WHAT THE TASK REQUIRES: From the Knight's Cross text below, list every Reichsgesetzblatt enactment it cites, each with its date.

EXCERPTED TEXT:
━━━━━━━━━━━━━━━━━━━━━━━━━━━━━━

= List of Knight's Cross of the Iron Cross with Oak Leaves recipients (1940–1941) =

The Knight's Cross of the Iron Cross (Ritterkreuz des Eisernen Kreuzes) and its variants were the highest awards in the military and paramilitary forces of Nazi Germany during World War II. The decoration was awarded for a wide range of reasons and across all ranks, from a senior commander for skilled leadership of his troops in battle to a low-ranking soldier for a single act of extreme gallantry. The Knight's Cross of the Iron Cross with Oak Leaves (Ritterkreuz des Eisernen Kreuzes mit Eichenlaub) was introduced on 3 June 1940 to further distinguish those who had already received the Knight's Cross of the Iron Cross and who continued to show merit in combat bravery or military success. A total of 7 awards were made in 1940; 50 in 1941; 111 in 1942; 192 in 1943; 328 in 1944, and 194 in 1945, giving a total of 882 recipients—excluding the 8 foreign recipients of the award.

The number of 882 Oak Leaves recipients is based on the analysis and acceptance of the order commission of the Association of Knight's Cross Recipients (AKCR). However, author Veit Scherzer has challenged the validity of 27 of these listings. With the exception of Hermann Fegelein, all of the disputed recipients had received the award in 1945, when the deteriorating situation during the final days of World War II in Germany left a number of nominations incomplete and pending in various stages of the approval process. Fegelein received the Oak Leaves in 1942, but was sentenced to death by Adolf Hitler and executed by SS-Gruppenführer Johann Rattenhuber's Reichssicherheitsdienst (RSD) on 28 April 1945 after a court-martial led by SS-Brigadeführer and Generalmajor of the Waffen-SS Wilhelm Mohnke. The sentence was carried out the same day. The death sentence, according to German law, resulted in the loss of all orders and honorary signs.

==Background==
The Knight's Cross of the Iron Cross and its higher grades were based on four separate enactments. The first enactment, Reichsgesetzblatt I S. 1573 of 1 September 1939 instituted the Iron Cross (Eisernes Kreuz), the Knight's Cross of the Iron Cross and the Grand Cross of the Iron Cross (Großkreuz des Eisernen Kreuzes). Article 2 of the enactment mandated that the award of a higher class be preceded by the award of all preceding classes. As the war progressed, some of the recipients of the Knight's Cross distinguished themselves further and a higher grade, the Oak Leaves to the Knight's Cross of the Iron Cross, was instituted. The Oak Leaves, as they were commonly referred to, were based on the enactment Reichsgesetzblatt I S. 849 of 3 June 1940. In 1941, two higher grades of the Knight's Cross were instituted. The enactment Reichsgesetzblatt I S. 613 of 28 September 1941 introduced the Knight's Cross of the Iron Cross with Oak Leaves and Swords (Ritterkreuz des Eisernen Kreuzes mit Eichenlaub und Schwertern) and the Knight's Cross of the Iron Cross with Oak Leaves, Swords and Diamonds (Ritterkreuz des Eisernen Kreuzes mit Eichenlaub, Schwertern und Brillanten). At the end of 1944 the final grade, the Knight's Cross of the Iron Cross with Golden Oak Leaves, Swords, and Diamonds (Ritterkreuz des Eisernen Kreuzes mit goldenem Eichenlaub, Schwertern und Brillanten), based on the enactment Reichsgesetzblatt 1945 I S. 11 of 29 December 1944, became the final variant of the Knight's Cross authorized.

━━━━━━━━━━━━━━━━━━━━━━━━━━━━━━

DATA EXCERPTS:
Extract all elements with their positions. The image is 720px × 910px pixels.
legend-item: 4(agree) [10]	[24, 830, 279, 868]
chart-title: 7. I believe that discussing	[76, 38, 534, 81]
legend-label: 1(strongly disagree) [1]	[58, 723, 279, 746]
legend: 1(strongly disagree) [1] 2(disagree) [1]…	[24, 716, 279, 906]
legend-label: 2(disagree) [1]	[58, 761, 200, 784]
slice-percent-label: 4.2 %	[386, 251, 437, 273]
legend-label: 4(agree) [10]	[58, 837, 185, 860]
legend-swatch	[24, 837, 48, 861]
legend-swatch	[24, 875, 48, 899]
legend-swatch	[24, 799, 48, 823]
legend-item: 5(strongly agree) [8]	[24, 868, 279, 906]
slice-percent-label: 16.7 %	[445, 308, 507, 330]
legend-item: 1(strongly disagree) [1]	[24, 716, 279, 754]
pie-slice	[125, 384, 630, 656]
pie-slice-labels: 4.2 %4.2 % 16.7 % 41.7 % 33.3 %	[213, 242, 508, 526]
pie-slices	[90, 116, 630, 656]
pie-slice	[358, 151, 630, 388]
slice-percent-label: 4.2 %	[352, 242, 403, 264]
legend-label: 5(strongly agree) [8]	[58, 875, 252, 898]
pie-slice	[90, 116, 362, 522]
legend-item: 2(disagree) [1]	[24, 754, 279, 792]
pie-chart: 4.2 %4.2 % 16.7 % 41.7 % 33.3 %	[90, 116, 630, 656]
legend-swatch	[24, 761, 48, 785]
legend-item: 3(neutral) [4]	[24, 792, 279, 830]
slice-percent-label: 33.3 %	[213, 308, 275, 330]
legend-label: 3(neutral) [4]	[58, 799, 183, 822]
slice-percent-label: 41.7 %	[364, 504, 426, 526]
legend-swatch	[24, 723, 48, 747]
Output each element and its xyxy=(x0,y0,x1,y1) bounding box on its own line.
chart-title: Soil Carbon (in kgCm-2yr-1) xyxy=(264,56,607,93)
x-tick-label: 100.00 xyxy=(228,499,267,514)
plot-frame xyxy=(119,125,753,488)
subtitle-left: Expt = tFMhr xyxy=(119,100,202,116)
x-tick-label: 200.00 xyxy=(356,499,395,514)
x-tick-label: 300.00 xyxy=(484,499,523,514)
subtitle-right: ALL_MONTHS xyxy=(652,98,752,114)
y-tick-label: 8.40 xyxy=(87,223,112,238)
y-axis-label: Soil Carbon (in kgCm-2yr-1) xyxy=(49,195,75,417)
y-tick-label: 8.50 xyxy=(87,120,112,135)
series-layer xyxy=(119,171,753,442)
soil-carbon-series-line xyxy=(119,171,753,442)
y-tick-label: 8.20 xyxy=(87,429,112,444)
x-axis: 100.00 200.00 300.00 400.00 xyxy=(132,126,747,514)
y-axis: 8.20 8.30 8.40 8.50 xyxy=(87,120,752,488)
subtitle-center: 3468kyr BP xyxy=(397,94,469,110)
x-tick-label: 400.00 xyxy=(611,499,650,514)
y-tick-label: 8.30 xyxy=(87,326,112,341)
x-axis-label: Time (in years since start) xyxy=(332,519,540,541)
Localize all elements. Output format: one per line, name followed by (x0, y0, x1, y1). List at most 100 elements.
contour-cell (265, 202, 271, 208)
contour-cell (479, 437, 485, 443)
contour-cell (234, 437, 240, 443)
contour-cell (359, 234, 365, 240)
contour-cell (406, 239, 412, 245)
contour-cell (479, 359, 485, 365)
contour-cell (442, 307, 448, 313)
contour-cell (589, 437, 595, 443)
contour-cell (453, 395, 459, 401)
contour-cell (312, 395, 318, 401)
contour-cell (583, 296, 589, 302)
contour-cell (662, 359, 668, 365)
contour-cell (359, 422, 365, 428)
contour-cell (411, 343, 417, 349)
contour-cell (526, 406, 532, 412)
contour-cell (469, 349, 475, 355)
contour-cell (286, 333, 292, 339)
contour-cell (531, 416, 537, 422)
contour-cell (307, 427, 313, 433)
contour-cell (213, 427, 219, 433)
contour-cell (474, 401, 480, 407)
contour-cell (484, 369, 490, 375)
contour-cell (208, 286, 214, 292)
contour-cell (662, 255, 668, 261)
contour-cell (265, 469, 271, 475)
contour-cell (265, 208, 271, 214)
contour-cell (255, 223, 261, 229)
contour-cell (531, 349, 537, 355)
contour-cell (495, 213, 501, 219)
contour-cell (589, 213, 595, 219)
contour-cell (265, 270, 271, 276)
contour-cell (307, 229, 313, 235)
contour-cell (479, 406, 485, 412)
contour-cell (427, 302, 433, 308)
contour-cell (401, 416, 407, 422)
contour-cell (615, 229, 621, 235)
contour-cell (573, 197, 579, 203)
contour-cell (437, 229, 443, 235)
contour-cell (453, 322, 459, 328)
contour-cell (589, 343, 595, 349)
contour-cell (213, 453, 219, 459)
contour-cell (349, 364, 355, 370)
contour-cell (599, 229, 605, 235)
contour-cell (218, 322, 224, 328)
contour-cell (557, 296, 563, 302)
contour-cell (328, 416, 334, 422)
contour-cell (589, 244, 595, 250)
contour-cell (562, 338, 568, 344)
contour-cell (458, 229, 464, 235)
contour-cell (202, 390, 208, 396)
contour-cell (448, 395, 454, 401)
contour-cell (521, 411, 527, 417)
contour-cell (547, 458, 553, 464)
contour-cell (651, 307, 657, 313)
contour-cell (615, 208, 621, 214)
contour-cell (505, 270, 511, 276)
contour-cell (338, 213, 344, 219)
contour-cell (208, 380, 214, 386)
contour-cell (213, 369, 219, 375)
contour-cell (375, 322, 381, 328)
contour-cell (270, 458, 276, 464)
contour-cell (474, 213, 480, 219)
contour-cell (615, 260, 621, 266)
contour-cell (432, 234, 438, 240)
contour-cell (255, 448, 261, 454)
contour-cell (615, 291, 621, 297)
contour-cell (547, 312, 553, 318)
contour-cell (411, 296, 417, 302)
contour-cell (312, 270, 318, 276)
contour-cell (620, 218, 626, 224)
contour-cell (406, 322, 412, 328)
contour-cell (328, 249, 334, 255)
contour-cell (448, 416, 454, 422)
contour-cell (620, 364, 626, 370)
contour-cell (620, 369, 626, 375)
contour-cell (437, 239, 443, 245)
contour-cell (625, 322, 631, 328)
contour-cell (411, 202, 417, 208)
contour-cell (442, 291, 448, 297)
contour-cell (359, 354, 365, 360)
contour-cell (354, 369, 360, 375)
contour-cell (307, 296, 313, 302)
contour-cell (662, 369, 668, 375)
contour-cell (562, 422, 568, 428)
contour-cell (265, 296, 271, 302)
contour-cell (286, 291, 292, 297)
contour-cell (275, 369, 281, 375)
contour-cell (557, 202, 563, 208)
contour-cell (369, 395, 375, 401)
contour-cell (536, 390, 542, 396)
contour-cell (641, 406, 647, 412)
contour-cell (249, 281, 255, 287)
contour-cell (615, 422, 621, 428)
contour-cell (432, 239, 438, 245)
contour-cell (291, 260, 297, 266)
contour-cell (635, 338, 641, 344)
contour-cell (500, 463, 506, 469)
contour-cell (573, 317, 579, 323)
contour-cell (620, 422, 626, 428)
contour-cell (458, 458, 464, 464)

━━━━━━━━━━━━━━━━━━━━━━━━━━━━━━

FULL SOLUTION:
- Reichsgesetzblatt I S. 1573, 1 September 1939
- Reichsgesetzblatt I S. 849, 3 June 1940
- Reichsgesetzblatt I S. 613, 28 September 1941
- Reichsgesetzblatt 1945 I S. 11, 29 December 1944